_The exercise_
Extract each line holding the word "color" from the entries.

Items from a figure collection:
===

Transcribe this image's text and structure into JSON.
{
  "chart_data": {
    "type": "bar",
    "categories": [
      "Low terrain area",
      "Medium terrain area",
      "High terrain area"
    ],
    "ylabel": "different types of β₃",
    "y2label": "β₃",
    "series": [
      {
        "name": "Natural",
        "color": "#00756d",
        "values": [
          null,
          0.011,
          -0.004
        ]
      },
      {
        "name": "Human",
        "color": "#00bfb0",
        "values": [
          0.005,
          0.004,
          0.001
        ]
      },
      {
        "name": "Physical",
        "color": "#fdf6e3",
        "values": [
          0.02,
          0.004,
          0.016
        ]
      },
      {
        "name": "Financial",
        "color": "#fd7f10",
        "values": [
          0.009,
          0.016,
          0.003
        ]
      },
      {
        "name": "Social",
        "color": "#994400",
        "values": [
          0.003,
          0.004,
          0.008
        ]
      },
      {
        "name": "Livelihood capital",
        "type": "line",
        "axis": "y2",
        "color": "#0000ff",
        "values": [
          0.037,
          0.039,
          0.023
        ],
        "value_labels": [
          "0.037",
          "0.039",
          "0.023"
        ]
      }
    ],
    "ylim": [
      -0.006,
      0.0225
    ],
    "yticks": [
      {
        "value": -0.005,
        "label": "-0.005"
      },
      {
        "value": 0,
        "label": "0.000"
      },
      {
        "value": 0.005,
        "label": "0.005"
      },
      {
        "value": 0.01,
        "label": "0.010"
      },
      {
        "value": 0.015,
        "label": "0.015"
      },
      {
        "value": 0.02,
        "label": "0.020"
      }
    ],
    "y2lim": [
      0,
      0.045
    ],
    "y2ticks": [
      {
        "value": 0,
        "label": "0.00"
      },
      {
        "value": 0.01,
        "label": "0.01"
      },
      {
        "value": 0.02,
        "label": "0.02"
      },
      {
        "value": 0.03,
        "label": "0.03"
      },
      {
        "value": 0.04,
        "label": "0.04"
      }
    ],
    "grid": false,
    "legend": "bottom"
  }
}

===

_Exercise result_
        "color": "#00756d",
        "color": "#00bfb0",
        "color": "#fdf6e3",
        "color": "#fd7f10",
        "color": "#994400",
        "color": "#0000ff",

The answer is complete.